• [Description of the task]
Are you able to retype all the records below exactly?

• [Data for processing]
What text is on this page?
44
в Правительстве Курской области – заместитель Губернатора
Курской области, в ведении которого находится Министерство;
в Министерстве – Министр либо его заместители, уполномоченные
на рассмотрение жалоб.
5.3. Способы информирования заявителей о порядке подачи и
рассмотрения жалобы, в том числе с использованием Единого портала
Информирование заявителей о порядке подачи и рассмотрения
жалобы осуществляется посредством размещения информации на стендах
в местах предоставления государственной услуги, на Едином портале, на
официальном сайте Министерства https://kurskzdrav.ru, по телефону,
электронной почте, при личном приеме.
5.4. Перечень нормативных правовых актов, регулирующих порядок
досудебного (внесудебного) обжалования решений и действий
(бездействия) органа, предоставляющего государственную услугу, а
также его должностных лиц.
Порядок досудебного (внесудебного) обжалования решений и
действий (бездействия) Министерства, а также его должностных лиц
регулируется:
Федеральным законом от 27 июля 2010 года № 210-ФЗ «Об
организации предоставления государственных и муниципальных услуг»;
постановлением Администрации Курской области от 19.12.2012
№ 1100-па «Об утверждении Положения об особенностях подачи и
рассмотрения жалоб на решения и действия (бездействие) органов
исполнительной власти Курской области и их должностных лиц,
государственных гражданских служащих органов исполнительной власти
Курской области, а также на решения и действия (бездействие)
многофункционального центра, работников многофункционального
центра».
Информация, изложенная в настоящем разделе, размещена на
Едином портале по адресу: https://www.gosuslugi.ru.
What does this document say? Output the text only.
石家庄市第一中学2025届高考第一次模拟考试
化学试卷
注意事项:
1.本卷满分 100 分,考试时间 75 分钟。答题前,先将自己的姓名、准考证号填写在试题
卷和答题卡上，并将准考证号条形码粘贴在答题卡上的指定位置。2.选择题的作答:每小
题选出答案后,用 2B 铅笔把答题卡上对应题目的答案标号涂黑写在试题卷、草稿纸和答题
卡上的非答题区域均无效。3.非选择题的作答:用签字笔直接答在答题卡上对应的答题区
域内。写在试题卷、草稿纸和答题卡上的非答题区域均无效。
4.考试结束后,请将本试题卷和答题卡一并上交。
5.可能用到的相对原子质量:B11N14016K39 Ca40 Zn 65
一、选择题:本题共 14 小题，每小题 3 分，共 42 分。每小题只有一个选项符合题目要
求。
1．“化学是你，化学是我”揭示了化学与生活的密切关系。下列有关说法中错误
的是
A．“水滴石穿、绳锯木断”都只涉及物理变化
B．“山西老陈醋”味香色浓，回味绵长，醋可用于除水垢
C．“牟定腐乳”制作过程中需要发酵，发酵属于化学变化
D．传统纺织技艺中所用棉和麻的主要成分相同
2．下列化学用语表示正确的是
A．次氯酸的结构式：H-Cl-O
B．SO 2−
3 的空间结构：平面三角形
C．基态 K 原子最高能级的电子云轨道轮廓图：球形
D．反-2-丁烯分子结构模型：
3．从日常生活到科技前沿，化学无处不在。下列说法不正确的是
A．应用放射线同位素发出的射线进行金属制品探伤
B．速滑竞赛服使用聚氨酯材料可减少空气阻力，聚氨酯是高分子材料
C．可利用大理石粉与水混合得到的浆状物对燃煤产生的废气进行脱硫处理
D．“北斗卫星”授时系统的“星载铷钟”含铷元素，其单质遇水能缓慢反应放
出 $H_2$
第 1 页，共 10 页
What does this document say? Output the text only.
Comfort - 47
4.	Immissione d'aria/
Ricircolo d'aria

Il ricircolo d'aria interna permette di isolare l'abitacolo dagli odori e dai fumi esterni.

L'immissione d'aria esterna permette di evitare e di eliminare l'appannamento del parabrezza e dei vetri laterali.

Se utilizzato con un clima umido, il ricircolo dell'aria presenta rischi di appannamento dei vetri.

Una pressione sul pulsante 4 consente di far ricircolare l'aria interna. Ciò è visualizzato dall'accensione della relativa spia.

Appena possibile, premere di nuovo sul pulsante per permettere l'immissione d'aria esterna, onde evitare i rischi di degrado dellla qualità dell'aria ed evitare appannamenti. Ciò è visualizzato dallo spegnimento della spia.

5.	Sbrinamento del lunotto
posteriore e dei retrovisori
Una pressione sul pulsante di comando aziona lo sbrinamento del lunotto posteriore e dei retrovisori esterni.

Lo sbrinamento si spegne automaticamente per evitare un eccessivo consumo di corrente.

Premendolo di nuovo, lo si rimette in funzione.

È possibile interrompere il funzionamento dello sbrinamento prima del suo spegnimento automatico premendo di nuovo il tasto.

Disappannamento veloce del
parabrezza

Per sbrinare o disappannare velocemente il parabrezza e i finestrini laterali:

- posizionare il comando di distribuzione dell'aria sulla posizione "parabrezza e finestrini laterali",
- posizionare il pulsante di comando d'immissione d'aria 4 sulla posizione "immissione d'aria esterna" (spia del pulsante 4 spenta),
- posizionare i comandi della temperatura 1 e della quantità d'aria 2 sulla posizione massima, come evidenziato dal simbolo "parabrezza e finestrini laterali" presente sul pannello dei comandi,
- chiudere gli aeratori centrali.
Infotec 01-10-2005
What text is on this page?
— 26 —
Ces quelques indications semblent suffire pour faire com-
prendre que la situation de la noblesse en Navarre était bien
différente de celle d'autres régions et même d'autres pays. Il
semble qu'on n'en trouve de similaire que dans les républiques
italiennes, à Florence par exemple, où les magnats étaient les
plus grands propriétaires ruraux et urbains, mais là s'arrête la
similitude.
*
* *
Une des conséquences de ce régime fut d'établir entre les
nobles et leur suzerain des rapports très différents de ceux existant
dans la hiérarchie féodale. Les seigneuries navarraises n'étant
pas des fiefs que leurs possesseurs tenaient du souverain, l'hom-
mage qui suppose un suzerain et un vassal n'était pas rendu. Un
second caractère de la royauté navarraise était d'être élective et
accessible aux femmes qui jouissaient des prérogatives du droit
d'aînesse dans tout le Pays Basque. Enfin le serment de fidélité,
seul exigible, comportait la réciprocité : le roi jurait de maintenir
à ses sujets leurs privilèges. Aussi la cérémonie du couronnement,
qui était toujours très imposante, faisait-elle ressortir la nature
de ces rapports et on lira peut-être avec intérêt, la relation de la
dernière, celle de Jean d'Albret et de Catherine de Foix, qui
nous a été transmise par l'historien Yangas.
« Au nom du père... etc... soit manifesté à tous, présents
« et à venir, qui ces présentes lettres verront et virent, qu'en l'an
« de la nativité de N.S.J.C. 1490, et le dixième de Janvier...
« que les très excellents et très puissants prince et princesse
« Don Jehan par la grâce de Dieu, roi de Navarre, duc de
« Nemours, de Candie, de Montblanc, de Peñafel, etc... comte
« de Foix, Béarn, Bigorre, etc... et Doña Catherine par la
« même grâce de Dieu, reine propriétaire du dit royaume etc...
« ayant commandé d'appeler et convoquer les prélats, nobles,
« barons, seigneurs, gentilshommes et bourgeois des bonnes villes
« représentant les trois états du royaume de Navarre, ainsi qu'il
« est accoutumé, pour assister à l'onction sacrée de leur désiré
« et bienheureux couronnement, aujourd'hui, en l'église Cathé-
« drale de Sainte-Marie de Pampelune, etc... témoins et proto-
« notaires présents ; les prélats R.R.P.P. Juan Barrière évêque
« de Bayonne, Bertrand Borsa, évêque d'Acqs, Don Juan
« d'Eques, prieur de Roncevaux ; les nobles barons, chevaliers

• [Answer for this exercise]
What text is on this page?
44
в Правительстве Курской области – заместитель Губернатора
Курской области, в ведении которого находится Министерство;
в Министерстве – Министр либо его заместители, уполномоченные
на рассмотрение жалоб.
5.3. Способы информирования заявителей о порядке подачи и
рассмотрения жалобы, в том числе с использованием Единого портала
Информирование заявителей о порядке подачи и рассмотрения
жалобы осуществляется посредством размещения информации на стендах
в местах предоставления государственной услуги, на Едином портале, на
официальном сайте Министерства https://kurskzdrav.ru, по телефону,
электронной почте, при личном приеме.
5.4. Перечень нормативных правовых актов, регулирующих порядок
досудебного (внесудебного) обжалования решений и действий
(бездействия) органа, предоставляющего государственную услугу, а
также его должностных лиц.
Порядок досудебного (внесудебного) обжалования решений и
действий (бездействия) Министерства, а также его должностных лиц
регулируется:
Федеральным законом от 27 июля 2010 года № 210-ФЗ «Об
организации предоставления государственных и муниципальных услуг»;
постановлением Администрации Курской области от 19.12.2012
№ 1100-па «Об утверждении Положения об особенностях подачи и
рассмотрения жалоб на решения и действия (бездействие) органов
исполнительной власти Курской области и их должностных лиц,
государственных гражданских служащих органов исполнительной власти
Курской области, а также на решения и действия (бездействие)
многофункционального центра, работников многофункционального
центра».
Информация, изложенная в настоящем разделе, размещена на
Едином портале по адресу: https://www.gosuslugi.ru.
What does this document say? Output the text only.
石家庄市第一中学2025届高考第一次模拟考试
化学试卷
注意事项:
1.本卷满分 100 分,考试时间 75 分钟。答题前,先将自己的姓名、准考证号填写在试题
卷和答题卡上，并将准考证号条形码粘贴在答题卡上的指定位置。2.选择题的作答:每小
题选出答案后,用 2B 铅笔把答题卡上对应题目的答案标号涂黑写在试题卷、草稿纸和答题
卡上的非答题区域均无效。3.非选择题的作答:用签字笔直接答在答题卡上对应的答题区
域内。写在试题卷、草稿纸和答题卡上的非答题区域均无效。
4.考试结束后,请将本试题卷和答题卡一并上交。
5.可能用到的相对原子质量:B11N14016K39 Ca40 Zn 65
一、选择题:本题共 14 小题，每小题 3 分，共 42 分。每小题只有一个选项符合题目要
求。
1．“化学是你，化学是我”揭示了化学与生活的密切关系。下列有关说法中错误
的是
A．“水滴石穿、绳锯木断”都只涉及物理变化
B．“山西老陈醋”味香色浓，回味绵长，醋可用于除水垢
C．“牟定腐乳”制作过程中需要发酵，发酵属于化学变化
D．传统纺织技艺中所用棉和麻的主要成分相同
2．下列化学用语表示正确的是
A．次氯酸的结构式：H-Cl-O
B．SO 2−
3 的空间结构：平面三角形
C．基态 K 原子最高能级的电子云轨道轮廓图：球形
D．反-2-丁烯分子结构模型：
3．从日常生活到科技前沿，化学无处不在。下列说法不正确的是
A．应用放射线同位素发出的射线进行金属制品探伤
B．速滑竞赛服使用聚氨酯材料可减少空气阻力，聚氨酯是高分子材料
C．可利用大理石粉与水混合得到的浆状物对燃煤产生的废气进行脱硫处理
D．“北斗卫星”授时系统的“星载铷钟”含铷元素，其单质遇水能缓慢反应放
出 $H_2$
第 1 页，共 10 页
What does this document say? Output the text only.
Comfort - 47
4.	Immissione d'aria/
Ricircolo d'aria

Il ricircolo d'aria interna permette di isolare l'abitacolo dagli odori e dai fumi esterni.

L'immissione d'aria esterna permette di evitare e di eliminare l'appannamento del parabrezza e dei vetri laterali.

Se utilizzato con un clima umido, il ricircolo dell'aria presenta rischi di appannamento dei vetri.

Una pressione sul pulsante 4 consente di far ricircolare l'aria interna. Ciò è visualizzato dall'accensione della relativa spia.

Appena possibile, premere di nuovo sul pulsante per permettere l'immissione d'aria esterna, onde evitare i rischi di degrado dellla qualità dell'aria ed evitare appannamenti. Ciò è visualizzato dallo spegnimento della spia.

5.	Sbrinamento del lunotto
posteriore e dei retrovisori
Una pressione sul pulsante di comando aziona lo sbrinamento del lunotto posteriore e dei retrovisori esterni.

Lo sbrinamento si spegne automaticamente per evitare un eccessivo consumo di corrente.

Premendolo di nuovo, lo si rimette in funzione.

È possibile interrompere il funzionamento dello sbrinamento prima del suo spegnimento automatico premendo di nuovo il tasto.

Disappannamento veloce del
parabrezza

Per sbrinare o disappannare velocemente il parabrezza e i finestrini laterali:

- posizionare il comando di distribuzione dell'aria sulla posizione "parabrezza e finestrini laterali",
- posizionare il pulsante di comando d'immissione d'aria 4 sulla posizione "immissione d'aria esterna" (spia del pulsante 4 spenta),
- posizionare i comandi della temperatura 1 e della quantità d'aria 2 sulla posizione massima, come evidenziato dal simbolo "parabrezza e finestrini laterali" presente sul pannello dei comandi,
- chiudere gli aeratori centrali.
Infotec 01-10-2005
What text is on this page?
— 26 —
Ces quelques indications semblent suffire pour faire com-
prendre que la situation de la noblesse en Navarre était bien
différente de celle d'autres régions et même d'autres pays. Il
semble qu'on n'en trouve de similaire que dans les républiques
italiennes, à Florence par exemple, où les magnats étaient les
plus grands propriétaires ruraux et urbains, mais là s'arrête la
similitude.
*
* *
Une des conséquences de ce régime fut d'établir entre les
nobles et leur suzerain des rapports très différents de ceux existant
dans la hiérarchie féodale. Les seigneuries navarraises n'étant
pas des fiefs que leurs possesseurs tenaient du souverain, l'hom-
mage qui suppose un suzerain et un vassal n'était pas rendu. Un
second caractère de la royauté navarraise était d'être élective et
accessible aux femmes qui jouissaient des prérogatives du droit
d'aînesse dans tout le Pays Basque. Enfin le serment de fidélité,
seul exigible, comportait la réciprocité : le roi jurait de maintenir
à ses sujets leurs privilèges. Aussi la cérémonie du couronnement,
qui était toujours très imposante, faisait-elle ressortir la nature
de ces rapports et on lira peut-être avec intérêt, la relation de la
dernière, celle de Jean d'Albret et de Catherine de Foix, qui
nous a été transmise par l'historien Yangas.
« Au nom du père... etc... soit manifesté à tous, présents
« et à venir, qui ces présentes lettres verront et virent, qu'en l'an
« de la nativité de N.S.J.C. 1490, et le dixième de Janvier...
« que les très excellents et très puissants prince et princesse
« Don Jehan par la grâce de Dieu, roi de Navarre, duc de
« Nemours, de Candie, de Montblanc, de Peñafel, etc... comte
« de Foix, Béarn, Bigorre, etc... et Doña Catherine par la
« même grâce de Dieu, reine propriétaire du dit royaume etc...
« ayant commandé d'appeler et convoquer les prélats, nobles,
« barons, seigneurs, gentilshommes et bourgeois des bonnes villes
« représentant les trois états du royaume de Navarre, ainsi qu'il
« est accoutumé, pour assister à l'onction sacrée de leur désiré
« et bienheureux couronnement, aujourd'hui, en l'église Cathé-
« drale de Sainte-Marie de Pampelune, etc... témoins et proto-
« notaires présents ; les prélats R.R.P.P. Juan Barrière évêque
« de Bayonne, Bertrand Borsa, évêque d'Acqs, Don Juan
« d'Eques, prieur de Roncevaux ; les nobles barons, chevaliers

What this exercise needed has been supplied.